# [Given exercise]
Look through the records below, and copy out every line that holds the string "Управление".

(Data excerpts)
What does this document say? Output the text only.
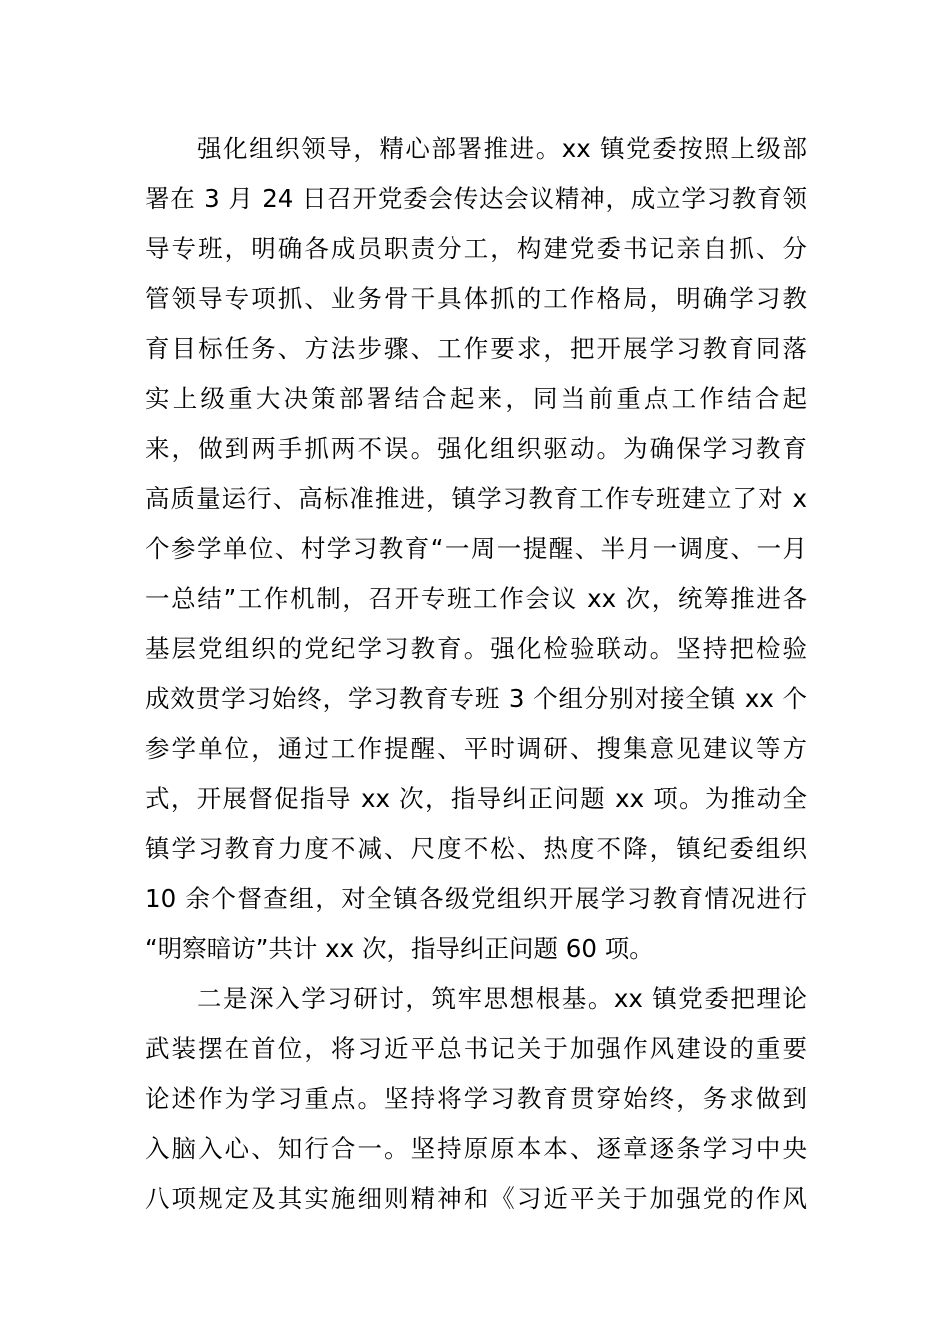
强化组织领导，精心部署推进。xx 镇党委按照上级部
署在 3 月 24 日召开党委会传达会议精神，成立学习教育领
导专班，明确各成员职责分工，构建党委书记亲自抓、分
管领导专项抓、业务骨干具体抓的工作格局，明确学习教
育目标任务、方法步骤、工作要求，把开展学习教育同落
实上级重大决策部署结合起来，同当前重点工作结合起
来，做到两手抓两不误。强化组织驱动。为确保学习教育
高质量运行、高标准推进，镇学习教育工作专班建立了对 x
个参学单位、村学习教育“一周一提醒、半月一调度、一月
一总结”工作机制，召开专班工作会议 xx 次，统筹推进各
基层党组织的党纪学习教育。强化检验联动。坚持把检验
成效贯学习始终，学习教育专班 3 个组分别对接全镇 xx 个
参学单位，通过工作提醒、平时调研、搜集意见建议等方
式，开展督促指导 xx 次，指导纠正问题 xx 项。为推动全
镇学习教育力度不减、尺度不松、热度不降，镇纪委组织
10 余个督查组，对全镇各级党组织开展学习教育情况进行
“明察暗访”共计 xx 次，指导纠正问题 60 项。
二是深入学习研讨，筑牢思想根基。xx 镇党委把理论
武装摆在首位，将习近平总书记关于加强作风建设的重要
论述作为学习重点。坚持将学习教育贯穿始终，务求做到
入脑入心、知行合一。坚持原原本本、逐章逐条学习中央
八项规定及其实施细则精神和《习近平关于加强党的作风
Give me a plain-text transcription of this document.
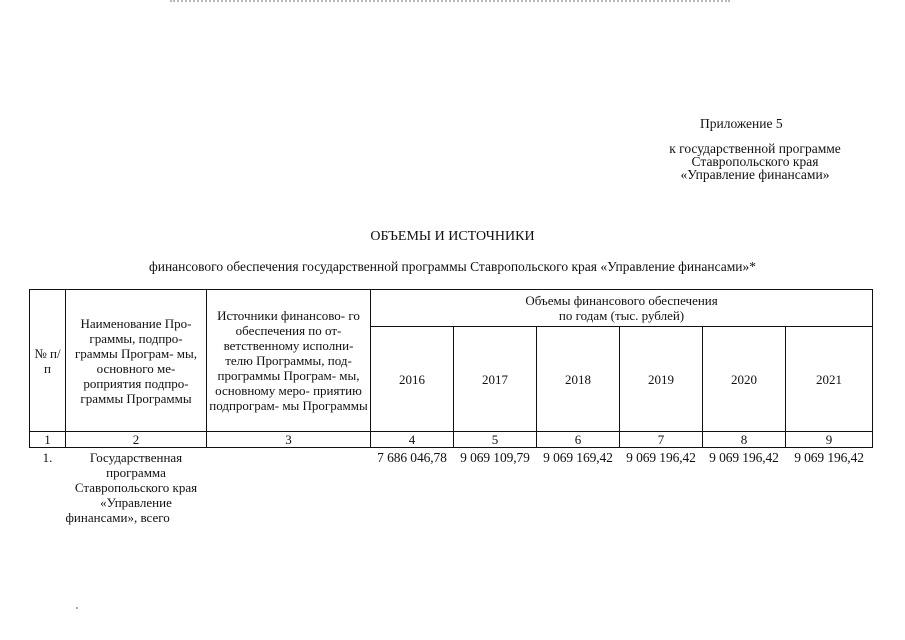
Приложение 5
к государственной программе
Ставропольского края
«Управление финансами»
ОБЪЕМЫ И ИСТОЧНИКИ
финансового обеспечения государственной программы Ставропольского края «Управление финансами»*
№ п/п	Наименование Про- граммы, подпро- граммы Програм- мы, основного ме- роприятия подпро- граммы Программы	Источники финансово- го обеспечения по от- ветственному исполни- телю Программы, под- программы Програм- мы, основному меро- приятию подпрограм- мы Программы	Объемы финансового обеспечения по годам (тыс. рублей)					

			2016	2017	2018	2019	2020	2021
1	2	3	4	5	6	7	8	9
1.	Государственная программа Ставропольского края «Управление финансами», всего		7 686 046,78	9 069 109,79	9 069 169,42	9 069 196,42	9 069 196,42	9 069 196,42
==
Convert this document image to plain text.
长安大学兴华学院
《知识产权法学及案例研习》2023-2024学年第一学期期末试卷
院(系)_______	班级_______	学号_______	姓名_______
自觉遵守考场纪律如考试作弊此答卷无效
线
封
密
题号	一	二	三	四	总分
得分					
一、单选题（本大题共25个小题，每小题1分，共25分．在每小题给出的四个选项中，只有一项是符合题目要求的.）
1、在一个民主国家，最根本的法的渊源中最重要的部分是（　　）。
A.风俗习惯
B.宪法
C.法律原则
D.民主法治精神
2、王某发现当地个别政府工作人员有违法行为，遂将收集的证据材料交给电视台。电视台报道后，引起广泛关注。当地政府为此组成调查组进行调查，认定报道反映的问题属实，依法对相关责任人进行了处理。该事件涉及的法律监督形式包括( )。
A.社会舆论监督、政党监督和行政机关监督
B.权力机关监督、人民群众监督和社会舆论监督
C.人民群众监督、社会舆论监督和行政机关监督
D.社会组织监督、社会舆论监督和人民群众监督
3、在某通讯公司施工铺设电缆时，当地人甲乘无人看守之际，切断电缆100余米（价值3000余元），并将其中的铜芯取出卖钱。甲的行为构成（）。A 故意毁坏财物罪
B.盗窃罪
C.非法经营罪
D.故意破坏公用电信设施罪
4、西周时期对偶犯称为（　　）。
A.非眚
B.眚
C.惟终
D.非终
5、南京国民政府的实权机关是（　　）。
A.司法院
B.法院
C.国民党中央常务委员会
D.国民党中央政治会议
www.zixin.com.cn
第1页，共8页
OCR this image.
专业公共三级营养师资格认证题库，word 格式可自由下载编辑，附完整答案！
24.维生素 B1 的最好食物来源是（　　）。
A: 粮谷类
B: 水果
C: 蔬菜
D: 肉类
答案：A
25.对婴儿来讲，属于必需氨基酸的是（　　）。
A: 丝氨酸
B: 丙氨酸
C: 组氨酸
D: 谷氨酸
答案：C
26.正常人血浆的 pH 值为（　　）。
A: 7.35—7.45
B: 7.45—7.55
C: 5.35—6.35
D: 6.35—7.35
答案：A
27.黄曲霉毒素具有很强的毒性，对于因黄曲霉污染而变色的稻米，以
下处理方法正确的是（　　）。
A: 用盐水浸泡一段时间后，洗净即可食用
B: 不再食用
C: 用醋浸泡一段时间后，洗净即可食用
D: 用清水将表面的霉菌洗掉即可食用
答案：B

# [Exercise output]
«Управление финансами»
финансового обеспечения государственной программы Ставропольского края «Управление финансами»*
1.	Государственная программа Ставропольского края «Управление финансами», всего		7 686 046,78	9 069 109,79	9 069 169,42	9 069 196,42	9 069 196,42	9 069 196,42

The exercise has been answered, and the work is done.